Questions on the material:
1. Reproduce the Lo Fi Electric Excursions entry starting at "Compilation album by" and ending at "Label in 2006.", switching "sister album" to "companion album".
2. Decide whether each statement agrees with the Lo Fi Electric Excursions entry, giving yes or no with the deciding words quoted: (a) "Take Effect" is credited to The Kachinas; (b) the album was released in 2008; (c) Danny Dean is listed as playing mandolin.

Provided passage:
BEGIN
Compilation album by Mike Badger & Friends
- Released: 2006
- Label: Generator

The Onset chronology
| The Onset (2005) | Lo Fi Electric Excursions (2006) | Mike Badger's Country Side (2008) |

= Lo Fi Electric Excursions by Mike Badger & Friends =

Lo Fi Electric Excursions is the second of two albums released by Mike Badger with a compilation of his various musical incarnations including the La's and The Onset, its sister album being Lo Fi Acoustic Excursions. Lo Fi Electric Excursions was released by the Generator Label in 2006.

==Track listing==
1. Weeping Willow - The Kachinas (1997) – 3.11
2. Midnight Shift (Practice) - The La's (1985) – 2:00
3. Underworld (alternative mix) - Mike Badger (2000) – 3:10
4. Painting Dub - The La's (1985) – 2:38
5. Time Bomb (live) - The Onset (1989) – 3:17
6. Red Cloud - The Kachinas (1997) – 2:42
7. Shadow Dub - Mike Badger (2000) – 2:32
8. What Say You (practice) - The Onset (1991) – 2:38
9. Take Effect - The Kachinas (1996) – 5:09
10. Space Rocketry (instrumental) - The La's (1986) – 1:57
11. Pick Me Up - - The Kachinas (1996) – 3:25
12. What Do You Do (live) - The La's (1986) – 3:19
13. Let's Go Home - The Onset (1987) – 2:08
14. Hear My Call - The Onset (1993) – 4:30

All words and music by Mike Badger, except

Track 2 Earl Lee, Jimmie Ainsworth;

Track 3 Mike Badger, Bernard Nolan;

Track 4 and 12 Mike Badger, Lee Mavers;

Track 7 Mike Badger, Paul Hemmings;

Track 8 Mike Badger, Paul Hemmings, Danny Dean, Simon Cousins, Tony Russell;

Track 11 and 14 Mike Badger, Danny Dean;

==Musicians==
Mike Badger - vocals, bottleneck guitar, acoustic guitar, electric guitar, mandolin, percussion

Danny Dean - bottleneck guitar, slide guitar, electric guitar, bass guitar (tracks 1, 5, 6, 8, 9, 11, 13 and 14)
END
Data provided:
BEGIN
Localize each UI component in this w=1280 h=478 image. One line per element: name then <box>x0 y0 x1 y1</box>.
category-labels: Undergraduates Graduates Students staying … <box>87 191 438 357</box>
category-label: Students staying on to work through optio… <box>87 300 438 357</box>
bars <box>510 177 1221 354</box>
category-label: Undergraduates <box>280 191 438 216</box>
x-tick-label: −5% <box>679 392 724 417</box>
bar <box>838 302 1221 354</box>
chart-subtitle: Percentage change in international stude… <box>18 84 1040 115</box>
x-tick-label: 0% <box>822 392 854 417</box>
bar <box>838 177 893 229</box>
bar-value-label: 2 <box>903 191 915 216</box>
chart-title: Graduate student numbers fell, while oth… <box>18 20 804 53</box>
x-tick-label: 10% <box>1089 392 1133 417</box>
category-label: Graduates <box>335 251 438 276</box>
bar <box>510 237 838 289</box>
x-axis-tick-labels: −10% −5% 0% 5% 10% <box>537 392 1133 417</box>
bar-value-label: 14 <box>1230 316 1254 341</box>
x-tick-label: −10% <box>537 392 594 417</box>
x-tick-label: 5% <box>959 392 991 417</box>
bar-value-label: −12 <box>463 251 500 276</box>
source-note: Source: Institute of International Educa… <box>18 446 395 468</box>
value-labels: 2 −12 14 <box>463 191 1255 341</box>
END
Results of the tasks:
1.
Compilation album by Mike Badger & Friends
- Released: 2006
- Label: Generator

The Onset chronology
| The Onset (2005) | Lo Fi Electric Excursions (2006) | Mike Badger's Country Side (2008) |

= Lo Fi Electric Excursions by Mike Badger & Friends =

Lo Fi Electric Excursions is the second of two albums released by Mike Badger with a compilation of his various musical incarnations including the La's and The Onset, its companion album being Lo Fi Acoustic Excursions. Lo Fi Electric Excursions was released by the Generator Label in 2006.

2.
(a) Yes: "9. Take Effect - The Kachinas (1996) – 5:09"
(b) No: "Lo Fi Electric Excursions was released by the Generator Label in 2006."
(c) No: "Danny Dean - bottleneck guitar, slide guitar, electric guitar, bass guitar"